## Exercise requirements
Make an exact copy of the records, dropping all pictures.

::::

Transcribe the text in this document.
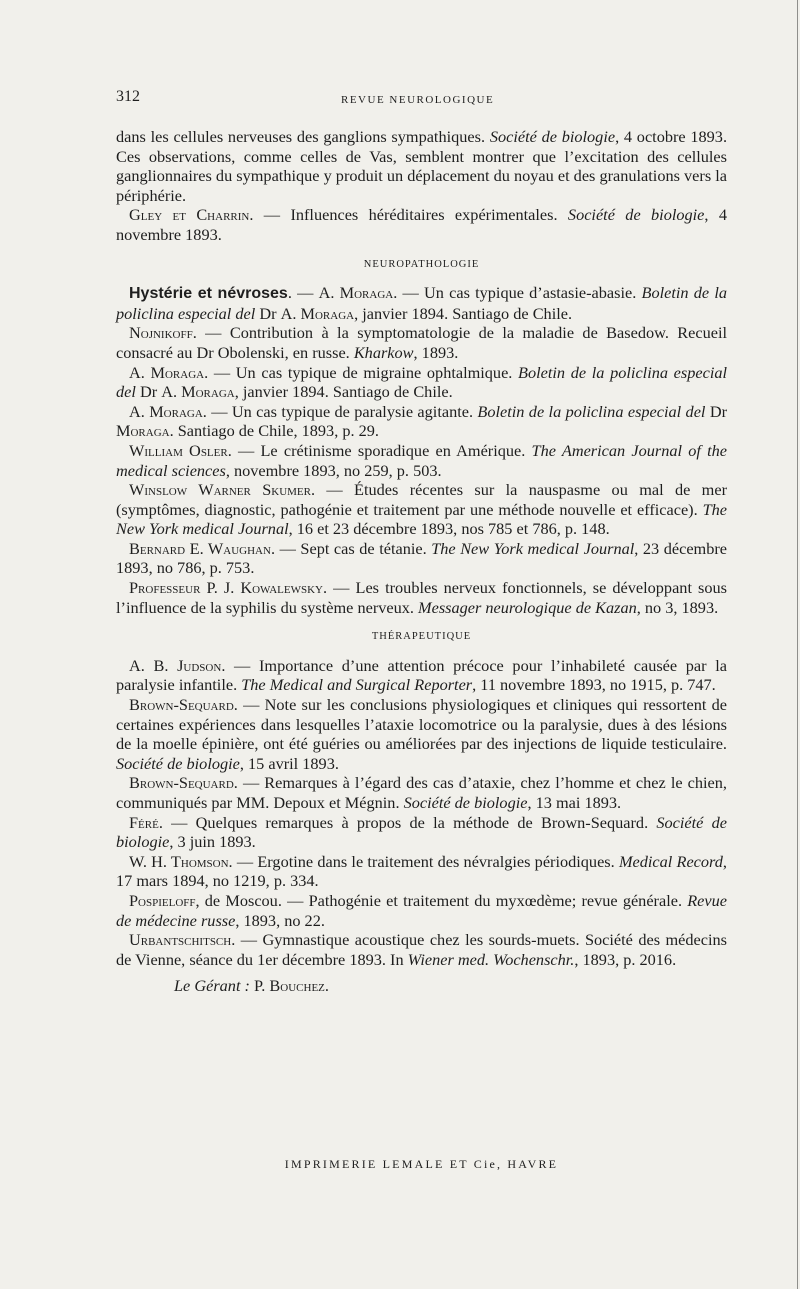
312	REVUE NEUROLOGIQUE

dans les cellules nerveuses des ganglions sympathiques. Société de biologie, 4 octobre 1893. Ces observations, comme celles de Vas, semblent montrer que l’excitation des cellules ganglionnaires du sympathique y produit un déplacement du noyau et des granulations vers la périphérie.

Gley et Charrin. — Influences héréditaires expérimentales. Société de biologie, 4 novembre 1893.

NEUROPATHOLOGIE

Hystérie et névroses. — A. Moraga. — Un cas typique d’astasie-abasie. Boletin de la policlina especial del Dr A. Moraga, janvier 1894. Santiago de Chile.

Nojnikoff. — Contribution à la symptomatologie de la maladie de Basedow. Recueil consacré au Dr Obolenski, en russe. Kharkow, 1893.

A. Moraga. — Un cas typique de migraine ophtalmique. Boletin de la policlina especial del Dr A. Moraga, janvier 1894. Santiago de Chile.

A. Moraga. — Un cas typique de paralysie agitante. Boletin de la policlina especial del Dr Moraga. Santiago de Chile, 1893, p. 29.

William Osler. — Le crétinisme sporadique en Amérique. The American Journal of the medical sciences, novembre 1893, no 259, p. 503.

Winslow Warner Skumer. — Études récentes sur la nauspasme ou mal de mer (symptômes, diagnostic, pathogénie et traitement par une méthode nouvelle et efficace). The New York medical Journal, 16 et 23 décembre 1893, nos 785 et 786, p. 148.

Bernard E. Waughan. — Sept cas de tétanie. The New York medical Journal, 23 décembre 1893, no 786, p. 753.

Professeur P. J. Kowalewsky. — Les troubles nerveux fonctionnels, se développant sous l’influence de la syphilis du système nerveux. Messager neurologique de Kazan, no 3, 1893.

THÉRAPEUTIQUE

A. B. Judson. — Importance d’une attention précoce pour l’inhabileté causée par la paralysie infantile. The Medical and Surgical Reporter, 11 novembre 1893, no 1915, p. 747.

Brown-Sequard. — Note sur les conclusions physiologiques et cliniques qui ressortent de certaines expériences dans lesquelles l’ataxie locomotrice ou la paralysie, dues à des lésions de la moelle épinière, ont été guéries ou améliorées par des injections de liquide testiculaire. Société de biologie, 15 avril 1893.

Brown-Sequard. — Remarques à l’égard des cas d’ataxie, chez l’homme et chez le chien, communiqués par MM. Depoux et Mégnin. Société de biologie, 13 mai 1893.

Féré. — Quelques remarques à propos de la méthode de Brown-Sequard. Société de biologie, 3 juin 1893.

W. H. Thomson. — Ergotine dans le traitement des névralgies périodiques. Medical Record, 17 mars 1894, no 1219, p. 334.

Pospieloff, de Moscou. — Pathogénie et traitement du myxœdème; revue générale. Revue de médecine russe, 1893, no 22.

Urbantschitsch. — Gymnastique acoustique chez les sourds-muets. Société des médecins de Vienne, séance du 1er décembre 1893. In Wiener med. Wochenschr., 1893, p. 2016.

Le Gérant : P. Bouchez.

IMPRIMERIE LEMALE ET Cie, HAVRE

::::

## Worked answer
Transcribe the text in this document.
312	REVUE NEUROLOGIQUE

dans les cellules nerveuses des ganglions sympathiques. Société de biologie, 4 octobre 1893. Ces observations, comme celles de Vas, semblent montrer que l’excitation des cellules ganglionnaires du sympathique y produit un déplacement du noyau et des granulations vers la périphérie.

Gley et Charrin. — Influences héréditaires expérimentales. Société de biologie, 4 novembre 1893.

NEUROPATHOLOGIE

Hystérie et névroses. — A. Moraga. — Un cas typique d’astasie-abasie. Boletin de la policlina especial del Dr A. Moraga, janvier 1894. Santiago de Chile.

Nojnikoff. — Contribution à la symptomatologie de la maladie de Basedow. Recueil consacré au Dr Obolenski, en russe. Kharkow, 1893.

A. Moraga. — Un cas typique de migraine ophtalmique. Boletin de la policlina especial del Dr A. Moraga, janvier 1894. Santiago de Chile.

A. Moraga. — Un cas typique de paralysie agitante. Boletin de la policlina especial del Dr Moraga. Santiago de Chile, 1893, p. 29.

William Osler. — Le crétinisme sporadique en Amérique. The American Journal of the medical sciences, novembre 1893, no 259, p. 503.

Winslow Warner Skumer. — Études récentes sur la nauspasme ou mal de mer (symptômes, diagnostic, pathogénie et traitement par une méthode nouvelle et efficace). The New York medical Journal, 16 et 23 décembre 1893, nos 785 et 786, p. 148.

Bernard E. Waughan. — Sept cas de tétanie. The New York medical Journal, 23 décembre 1893, no 786, p. 753.

Professeur P. J. Kowalewsky. — Les troubles nerveux fonctionnels, se développant sous l’influence de la syphilis du système nerveux. Messager neurologique de Kazan, no 3, 1893.

THÉRAPEUTIQUE

A. B. Judson. — Importance d’une attention précoce pour l’inhabileté causée par la paralysie infantile. The Medical and Surgical Reporter, 11 novembre 1893, no 1915, p. 747.

Brown-Sequard. — Note sur les conclusions physiologiques et cliniques qui ressortent de certaines expériences dans lesquelles l’ataxie locomotrice ou la paralysie, dues à des lésions de la moelle épinière, ont été guéries ou améliorées par des injections de liquide testiculaire. Société de biologie, 15 avril 1893.

Brown-Sequard. — Remarques à l’égard des cas d’ataxie, chez l’homme et chez le chien, communiqués par MM. Depoux et Mégnin. Société de biologie, 13 mai 1893.

Féré. — Quelques remarques à propos de la méthode de Brown-Sequard. Société de biologie, 3 juin 1893.

W. H. Thomson. — Ergotine dans le traitement des névralgies périodiques. Medical Record, 17 mars 1894, no 1219, p. 334.

Pospieloff, de Moscou. — Pathogénie et traitement du myxœdème; revue générale. Revue de médecine russe, 1893, no 22.

Urbantschitsch. — Gymnastique acoustique chez les sourds-muets. Société des médecins de Vienne, séance du 1er décembre 1893. In Wiener med. Wochenschr., 1893, p. 2016.

Le Gérant : P. Bouchez.

IMPRIMERIE LEMALE ET Cie, HAVRE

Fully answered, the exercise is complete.